* Task statement *
Print all the records exactly, please.

---------- Task input ----------

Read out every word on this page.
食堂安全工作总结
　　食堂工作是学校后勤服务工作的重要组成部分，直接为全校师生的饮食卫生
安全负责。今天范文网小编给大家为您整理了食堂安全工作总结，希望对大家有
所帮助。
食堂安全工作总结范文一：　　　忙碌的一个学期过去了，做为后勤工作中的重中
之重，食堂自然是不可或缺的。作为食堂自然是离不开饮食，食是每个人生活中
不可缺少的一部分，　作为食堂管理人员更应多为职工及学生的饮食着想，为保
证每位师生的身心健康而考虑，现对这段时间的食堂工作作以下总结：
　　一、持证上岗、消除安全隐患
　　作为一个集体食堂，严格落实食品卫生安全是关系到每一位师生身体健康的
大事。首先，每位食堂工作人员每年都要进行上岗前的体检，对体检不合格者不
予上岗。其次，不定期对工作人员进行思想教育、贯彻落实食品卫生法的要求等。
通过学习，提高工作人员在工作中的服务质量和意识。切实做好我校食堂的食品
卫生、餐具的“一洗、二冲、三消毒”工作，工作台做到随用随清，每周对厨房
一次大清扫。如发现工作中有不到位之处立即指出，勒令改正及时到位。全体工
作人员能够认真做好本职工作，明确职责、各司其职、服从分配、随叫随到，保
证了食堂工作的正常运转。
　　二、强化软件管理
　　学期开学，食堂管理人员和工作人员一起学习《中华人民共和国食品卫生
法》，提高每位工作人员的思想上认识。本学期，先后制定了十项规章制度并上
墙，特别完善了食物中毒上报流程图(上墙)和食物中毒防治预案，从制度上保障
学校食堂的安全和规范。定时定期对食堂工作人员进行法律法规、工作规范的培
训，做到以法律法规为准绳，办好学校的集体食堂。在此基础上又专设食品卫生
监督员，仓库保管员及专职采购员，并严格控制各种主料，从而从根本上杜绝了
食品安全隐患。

----------

* Finished answer *
Read out every word on this page.
食堂安全工作总结
　　食堂工作是学校后勤服务工作的重要组成部分，直接为全校师生的饮食卫生
安全负责。今天范文网小编给大家为您整理了食堂安全工作总结，希望对大家有
所帮助。
食堂安全工作总结范文一：　　　忙碌的一个学期过去了，做为后勤工作中的重中
之重，食堂自然是不可或缺的。作为食堂自然是离不开饮食，食是每个人生活中
不可缺少的一部分，　作为食堂管理人员更应多为职工及学生的饮食着想，为保
证每位师生的身心健康而考虑，现对这段时间的食堂工作作以下总结：
　　一、持证上岗、消除安全隐患
　　作为一个集体食堂，严格落实食品卫生安全是关系到每一位师生身体健康的
大事。首先，每位食堂工作人员每年都要进行上岗前的体检，对体检不合格者不
予上岗。其次，不定期对工作人员进行思想教育、贯彻落实食品卫生法的要求等。
通过学习，提高工作人员在工作中的服务质量和意识。切实做好我校食堂的食品
卫生、餐具的“一洗、二冲、三消毒”工作，工作台做到随用随清，每周对厨房
一次大清扫。如发现工作中有不到位之处立即指出，勒令改正及时到位。全体工
作人员能够认真做好本职工作，明确职责、各司其职、服从分配、随叫随到，保
证了食堂工作的正常运转。
　　二、强化软件管理
　　学期开学，食堂管理人员和工作人员一起学习《中华人民共和国食品卫生
法》，提高每位工作人员的思想上认识。本学期，先后制定了十项规章制度并上
墙，特别完善了食物中毒上报流程图(上墙)和食物中毒防治预案，从制度上保障
学校食堂的安全和规范。定时定期对食堂工作人员进行法律法规、工作规范的培
训，做到以法律法规为准绳，办好学校的集体食堂。在此基础上又专设食品卫生
监督员，仓库保管员及专职采购员，并严格控制各种主料，从而从根本上杜绝了
食品安全隐患。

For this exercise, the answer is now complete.